(Listings of boxed layout items)
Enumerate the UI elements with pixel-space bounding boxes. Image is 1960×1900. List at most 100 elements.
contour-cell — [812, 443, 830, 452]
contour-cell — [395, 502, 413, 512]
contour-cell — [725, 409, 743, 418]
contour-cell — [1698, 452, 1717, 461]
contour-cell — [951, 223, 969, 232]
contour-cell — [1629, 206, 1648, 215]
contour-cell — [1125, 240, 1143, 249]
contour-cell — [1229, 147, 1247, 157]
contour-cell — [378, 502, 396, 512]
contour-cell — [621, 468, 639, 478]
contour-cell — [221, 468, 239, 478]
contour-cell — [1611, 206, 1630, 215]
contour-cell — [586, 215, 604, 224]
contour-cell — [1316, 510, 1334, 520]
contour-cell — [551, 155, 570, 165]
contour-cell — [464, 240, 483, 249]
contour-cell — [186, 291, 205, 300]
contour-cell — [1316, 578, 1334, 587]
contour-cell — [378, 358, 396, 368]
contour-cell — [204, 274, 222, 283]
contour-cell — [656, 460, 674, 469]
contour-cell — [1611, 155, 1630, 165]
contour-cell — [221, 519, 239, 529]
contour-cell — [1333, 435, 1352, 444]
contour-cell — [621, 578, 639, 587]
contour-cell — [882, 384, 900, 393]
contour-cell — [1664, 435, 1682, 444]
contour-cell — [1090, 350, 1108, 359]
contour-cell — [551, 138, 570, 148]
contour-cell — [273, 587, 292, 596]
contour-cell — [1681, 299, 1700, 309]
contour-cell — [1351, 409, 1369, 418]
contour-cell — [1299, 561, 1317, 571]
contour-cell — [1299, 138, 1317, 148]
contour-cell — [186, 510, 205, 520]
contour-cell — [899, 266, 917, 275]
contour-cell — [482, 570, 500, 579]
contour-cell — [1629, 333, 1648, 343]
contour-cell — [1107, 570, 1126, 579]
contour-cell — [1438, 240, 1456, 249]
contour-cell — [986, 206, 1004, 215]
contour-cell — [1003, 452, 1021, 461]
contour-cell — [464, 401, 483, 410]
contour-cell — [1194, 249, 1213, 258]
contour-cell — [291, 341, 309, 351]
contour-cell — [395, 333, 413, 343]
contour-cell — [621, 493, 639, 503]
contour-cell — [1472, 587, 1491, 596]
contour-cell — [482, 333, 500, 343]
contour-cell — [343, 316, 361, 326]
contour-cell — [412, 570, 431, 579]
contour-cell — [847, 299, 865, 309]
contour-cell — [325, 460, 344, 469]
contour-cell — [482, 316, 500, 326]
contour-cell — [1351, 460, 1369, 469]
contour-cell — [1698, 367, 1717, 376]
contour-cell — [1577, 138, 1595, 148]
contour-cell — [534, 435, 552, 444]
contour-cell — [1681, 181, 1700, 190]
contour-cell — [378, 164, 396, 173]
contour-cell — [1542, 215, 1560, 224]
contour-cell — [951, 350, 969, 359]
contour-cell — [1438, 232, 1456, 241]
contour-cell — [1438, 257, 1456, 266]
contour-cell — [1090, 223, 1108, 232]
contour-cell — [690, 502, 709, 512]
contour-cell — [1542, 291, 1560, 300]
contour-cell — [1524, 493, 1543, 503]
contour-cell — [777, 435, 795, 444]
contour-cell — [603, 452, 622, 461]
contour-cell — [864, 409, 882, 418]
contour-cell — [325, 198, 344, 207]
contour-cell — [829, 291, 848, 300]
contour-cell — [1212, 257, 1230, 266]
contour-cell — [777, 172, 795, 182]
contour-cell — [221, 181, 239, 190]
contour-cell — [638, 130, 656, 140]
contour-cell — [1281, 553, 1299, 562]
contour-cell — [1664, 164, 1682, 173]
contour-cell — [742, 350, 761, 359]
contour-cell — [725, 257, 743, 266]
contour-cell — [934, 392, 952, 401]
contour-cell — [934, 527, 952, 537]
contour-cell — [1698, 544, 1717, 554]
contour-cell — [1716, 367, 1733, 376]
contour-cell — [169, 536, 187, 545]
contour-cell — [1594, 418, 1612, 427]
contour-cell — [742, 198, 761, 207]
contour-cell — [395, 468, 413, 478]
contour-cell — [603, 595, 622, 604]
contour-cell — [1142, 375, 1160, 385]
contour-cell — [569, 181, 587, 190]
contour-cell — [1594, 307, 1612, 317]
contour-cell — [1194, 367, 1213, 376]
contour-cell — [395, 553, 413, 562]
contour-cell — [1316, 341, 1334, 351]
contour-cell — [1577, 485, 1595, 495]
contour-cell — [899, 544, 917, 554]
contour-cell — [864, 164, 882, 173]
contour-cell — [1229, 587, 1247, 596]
...
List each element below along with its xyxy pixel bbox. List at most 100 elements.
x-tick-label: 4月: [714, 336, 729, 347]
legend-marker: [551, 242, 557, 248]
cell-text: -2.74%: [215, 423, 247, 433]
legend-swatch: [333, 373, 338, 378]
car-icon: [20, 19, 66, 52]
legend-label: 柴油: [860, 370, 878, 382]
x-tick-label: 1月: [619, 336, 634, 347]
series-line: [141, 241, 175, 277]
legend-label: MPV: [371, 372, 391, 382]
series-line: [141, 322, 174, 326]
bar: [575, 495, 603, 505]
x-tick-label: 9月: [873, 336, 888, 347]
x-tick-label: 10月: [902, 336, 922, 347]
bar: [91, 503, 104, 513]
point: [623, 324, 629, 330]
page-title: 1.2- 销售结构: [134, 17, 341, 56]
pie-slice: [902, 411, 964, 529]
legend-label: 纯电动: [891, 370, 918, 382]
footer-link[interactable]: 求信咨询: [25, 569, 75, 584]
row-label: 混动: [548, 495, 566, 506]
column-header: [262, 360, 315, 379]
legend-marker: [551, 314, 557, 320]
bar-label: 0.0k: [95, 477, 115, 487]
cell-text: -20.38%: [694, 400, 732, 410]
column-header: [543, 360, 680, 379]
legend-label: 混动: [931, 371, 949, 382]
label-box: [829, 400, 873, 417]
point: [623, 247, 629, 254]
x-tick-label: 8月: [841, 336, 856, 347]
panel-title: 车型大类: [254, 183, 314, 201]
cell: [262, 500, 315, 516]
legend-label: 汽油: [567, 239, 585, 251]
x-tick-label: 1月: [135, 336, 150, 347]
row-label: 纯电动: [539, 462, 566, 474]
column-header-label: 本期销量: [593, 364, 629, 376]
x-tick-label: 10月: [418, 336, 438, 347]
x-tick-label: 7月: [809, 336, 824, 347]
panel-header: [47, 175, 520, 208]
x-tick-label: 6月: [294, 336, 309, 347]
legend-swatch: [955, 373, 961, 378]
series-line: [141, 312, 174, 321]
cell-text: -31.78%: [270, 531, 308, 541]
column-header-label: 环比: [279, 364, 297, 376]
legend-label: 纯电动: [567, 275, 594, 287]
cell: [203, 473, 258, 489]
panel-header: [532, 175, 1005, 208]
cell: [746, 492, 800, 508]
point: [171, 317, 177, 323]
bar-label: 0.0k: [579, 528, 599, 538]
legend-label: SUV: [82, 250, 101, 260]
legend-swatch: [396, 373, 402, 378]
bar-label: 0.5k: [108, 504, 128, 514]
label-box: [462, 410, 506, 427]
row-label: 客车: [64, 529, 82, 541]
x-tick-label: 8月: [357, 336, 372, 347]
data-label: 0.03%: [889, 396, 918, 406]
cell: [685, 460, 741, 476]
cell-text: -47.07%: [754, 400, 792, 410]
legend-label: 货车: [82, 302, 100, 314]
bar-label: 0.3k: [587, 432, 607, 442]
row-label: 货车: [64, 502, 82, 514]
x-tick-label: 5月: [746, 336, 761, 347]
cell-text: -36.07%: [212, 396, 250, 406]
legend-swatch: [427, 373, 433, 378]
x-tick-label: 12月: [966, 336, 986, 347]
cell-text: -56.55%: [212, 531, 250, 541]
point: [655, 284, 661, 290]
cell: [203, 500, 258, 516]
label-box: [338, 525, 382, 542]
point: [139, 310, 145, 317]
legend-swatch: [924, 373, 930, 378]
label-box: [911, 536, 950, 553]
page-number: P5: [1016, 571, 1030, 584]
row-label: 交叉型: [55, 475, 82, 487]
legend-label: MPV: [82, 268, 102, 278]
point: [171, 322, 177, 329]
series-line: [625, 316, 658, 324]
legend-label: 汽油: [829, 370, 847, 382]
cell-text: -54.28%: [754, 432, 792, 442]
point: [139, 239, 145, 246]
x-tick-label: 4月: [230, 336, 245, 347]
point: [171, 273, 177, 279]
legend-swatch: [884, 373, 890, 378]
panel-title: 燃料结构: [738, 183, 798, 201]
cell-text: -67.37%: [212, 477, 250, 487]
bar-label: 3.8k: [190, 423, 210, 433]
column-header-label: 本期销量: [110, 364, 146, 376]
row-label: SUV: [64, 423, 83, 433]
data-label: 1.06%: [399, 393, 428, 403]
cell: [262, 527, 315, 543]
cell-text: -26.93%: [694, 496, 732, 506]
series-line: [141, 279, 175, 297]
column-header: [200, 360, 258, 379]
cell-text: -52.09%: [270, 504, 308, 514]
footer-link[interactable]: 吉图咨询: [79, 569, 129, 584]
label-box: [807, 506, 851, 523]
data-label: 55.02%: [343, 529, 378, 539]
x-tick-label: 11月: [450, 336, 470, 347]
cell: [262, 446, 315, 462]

WRITTEN REQUEST: Quote the lines exactly as they appear, from the line containing "List each element" through the line containing "bar-label: 0.0k: [95, 477, 115, 487]".

SOLUTION TO THE EXERCISE:
List each element below along with its xyxy pixel bbox. List at most 100 elements.
x-tick-label: 4月: [714, 336, 729, 347]
legend-marker: [551, 242, 557, 248]
cell-text: -2.74%: [215, 423, 247, 433]
legend-swatch: [333, 373, 338, 378]
car-icon: [20, 19, 66, 52]
legend-label: 柴油: [860, 370, 878, 382]
x-tick-label: 1月: [619, 336, 634, 347]
series-line: [141, 241, 175, 277]
legend-label: MPV: [371, 372, 391, 382]
series-line: [141, 322, 174, 326]
bar: [575, 495, 603, 505]
x-tick-label: 9月: [873, 336, 888, 347]
x-tick-label: 10月: [902, 336, 922, 347]
bar: [91, 503, 104, 513]
point: [623, 324, 629, 330]
page-title: 1.2- 销售结构: [134, 17, 341, 56]
pie-slice: [902, 411, 964, 529]
legend-label: 纯电动: [891, 370, 918, 382]
footer-link[interactable]: 求信咨询: [25, 569, 75, 584]
row-label: 混动: [548, 495, 566, 506]
column-header: [262, 360, 315, 379]
legend-marker: [551, 314, 557, 320]
bar-label: 0.0k: [95, 477, 115, 487]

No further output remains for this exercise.